The exercise>
Copy out each line featuring the string "Write" from the entries beneath.

>>>>>

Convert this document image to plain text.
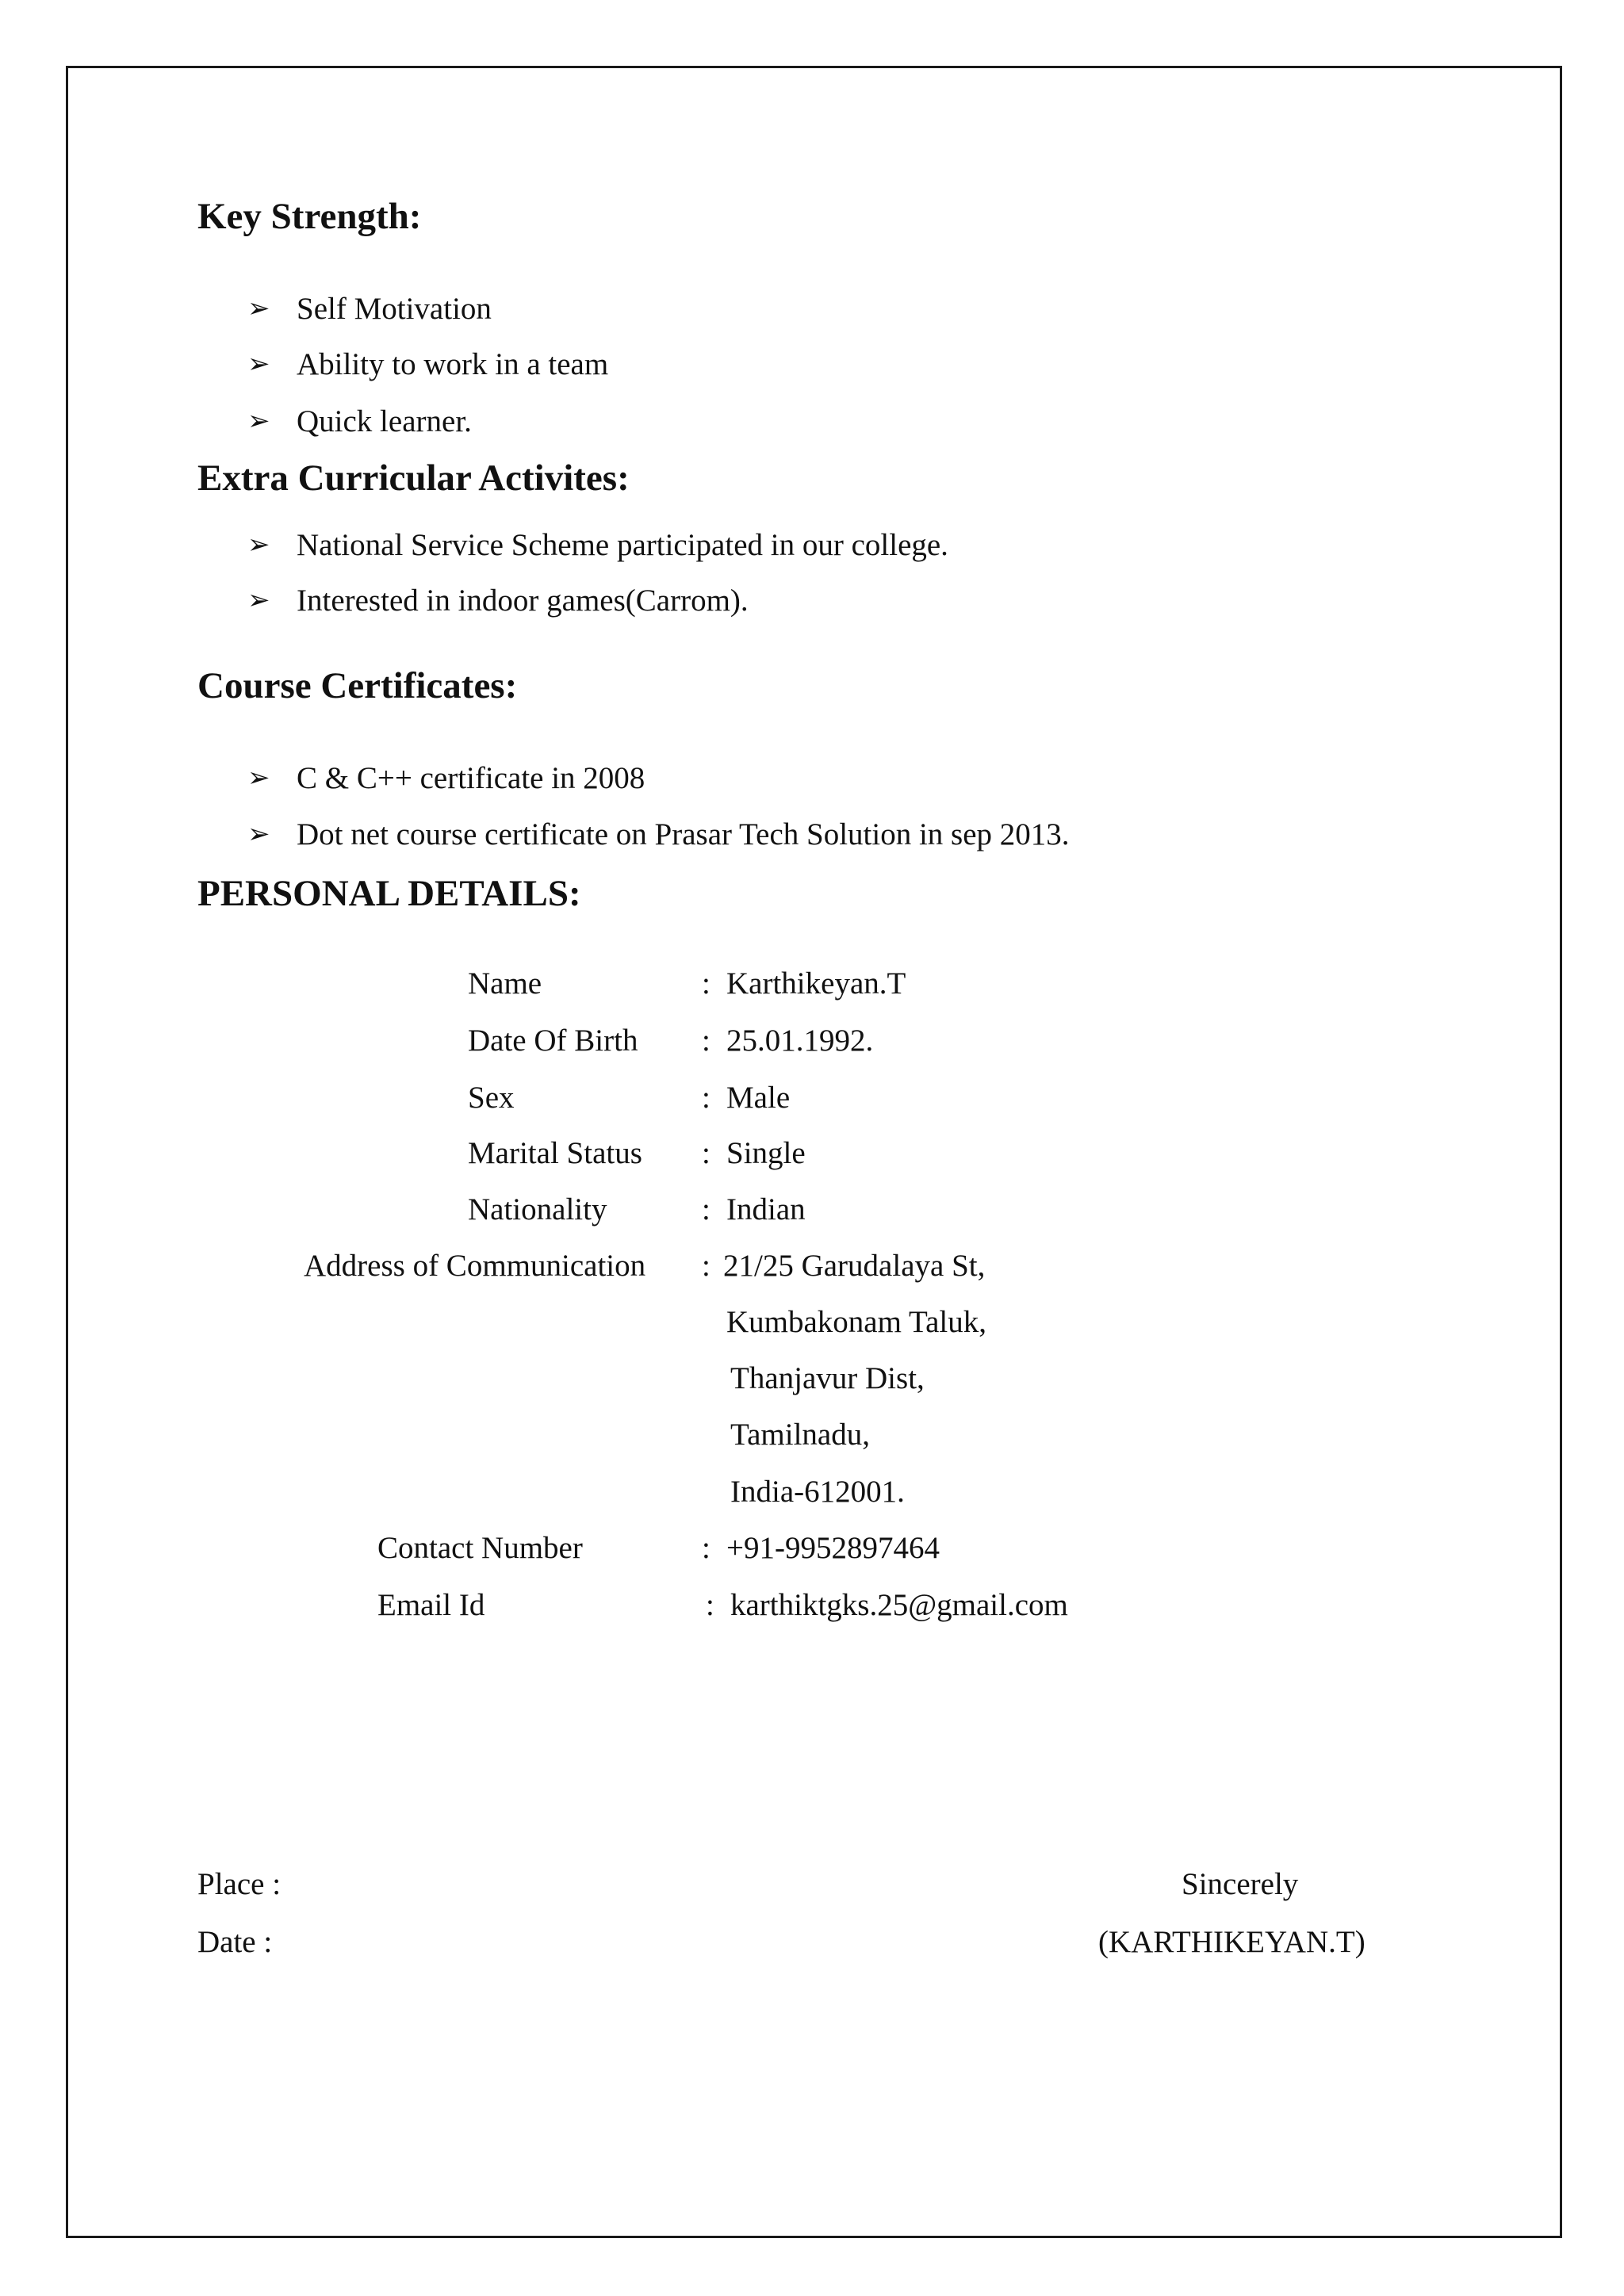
Key Strength:
➢ Self Motivation
➢ Ability to work in a team
➢ Quick learner.
Extra Curricular Activites:
➢ National Service Scheme participated in our college.
➢ Interested in indoor games(Carrom).
Course Certificates:
➢ C & C++ certificate in 2008
➢ Dot net course certificate on Prasar Tech Solution in sep 2013.
PERSONAL DETAILS:
Name	: Karthikeyan.T
Date Of Birth : 25.01.1992.
Sex	: Male
Marital Status : Single
Nationality	: Indian
Address of Communication : 21/25 Garudalaya St,
Kumbakonam Taluk,
Thanjavur Dist,
Tamilnadu,
India-612001.
Contact Number	: +91-9952897464
Email Id	: karthiktgks.25@gmail.com
Place :
Date :
Sincerely
(KARTHIKEYAN.T)
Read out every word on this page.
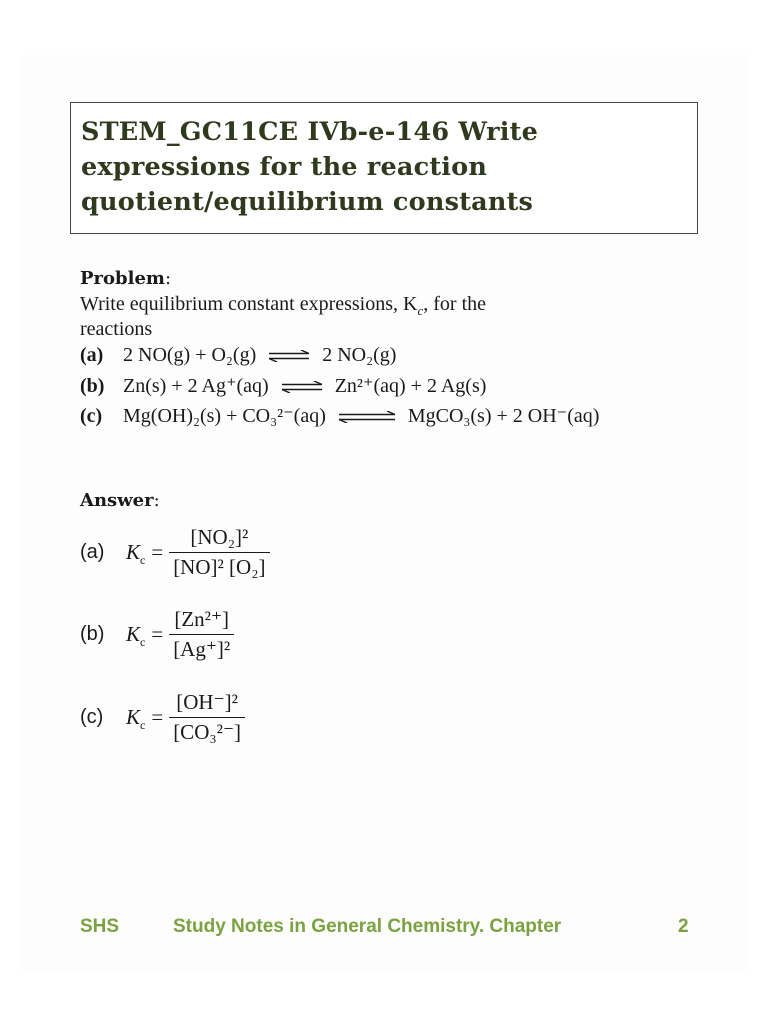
STEM_GC11CE IVb-e-146 Write
expressions for the reaction
quotient/equilibrium constants
Problem:
Write equilibrium constant expressions, $K_c$, for the
reactions
(a) 2 NO(g) + O₂(g) ⇌ 2 NO₂(g)
(b) Zn(s) + 2 Ag⁺(aq) ⇌ Zn²⁺(aq) + 2 Ag(s)
(c) Mg(OH)₂(s) + CO₃²⁻(aq) ⇌ MgCO₃(s) + 2 OH⁻(aq)
Answer:
(a)	$K_c = \frac{\text{[NO₂]²}}{\text{[NO]² [O₂]}}$
(b)	$K_c = \frac{\text{[Zn²⁺]}}{\text{[Ag⁺]²}}$
(c)	$K_c = \frac{\text{[OH⁻]²}}{\text{[CO₃²⁻]}}$
SHS	Study Notes in General Chemistry. Chapter	2
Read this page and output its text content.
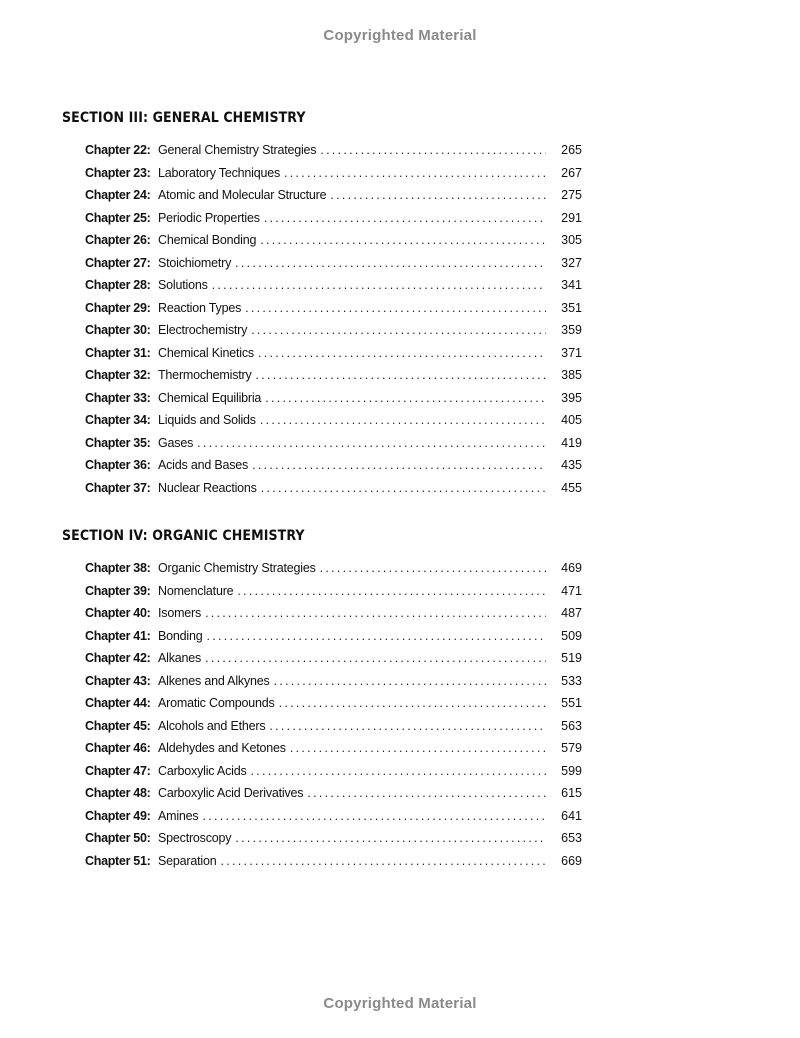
Copyrighted Material
SECTION III: GENERAL CHEMISTRY
Chapter 22: General Chemistry Strategies . . .	265
Chapter 23: Laboratory Techniques . . .	267
Chapter 24: Atomic and Molecular Structure . . .	275
Chapter 25: Periodic Properties . . .	291
Chapter 26: Chemical Bonding . . .	305
Chapter 27: Stoichiometry . . .	327
Chapter 28: Solutions . . .	341
Chapter 29: Reaction Types . . .	351
Chapter 30: Electrochemistry . . .	359
Chapter 31: Chemical Kinetics . . .	371
Chapter 32: Thermochemistry . . .	385
Chapter 33: Chemical Equilibria . . .	395
Chapter 34: Liquids and Solids . . .	405
Chapter 35: Gases . . .	419
Chapter 36: Acids and Bases . . .	435
Chapter 37: Nuclear Reactions . . .	455
SECTION IV: ORGANIC CHEMISTRY
Chapter 38: Organic Chemistry Strategies . . .	469
Chapter 39: Nomenclature . . .	471
Chapter 40: Isomers . . .	487
Chapter 41: Bonding . . .	509
Chapter 42: Alkanes . . .	519
Chapter 43: Alkenes and Alkynes . . .	533
Chapter 44: Aromatic Compounds . . .	551
Chapter 45: Alcohols and Ethers . . .	563
Chapter 46: Aldehydes and Ketones . . .	579
Chapter 47: Carboxylic Acids . . .	599
Chapter 48: Carboxylic Acid Derivatives . . .	615
Chapter 49: Amines . . .	641
Chapter 50: Spectroscopy . . .	653
Chapter 51: Separation . . .	669
Copyrighted Material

<<<<<

Full response>
STEM_GC11CE IVb-e-146 Write
Write equilibrium constant expressions, $K_c$, for the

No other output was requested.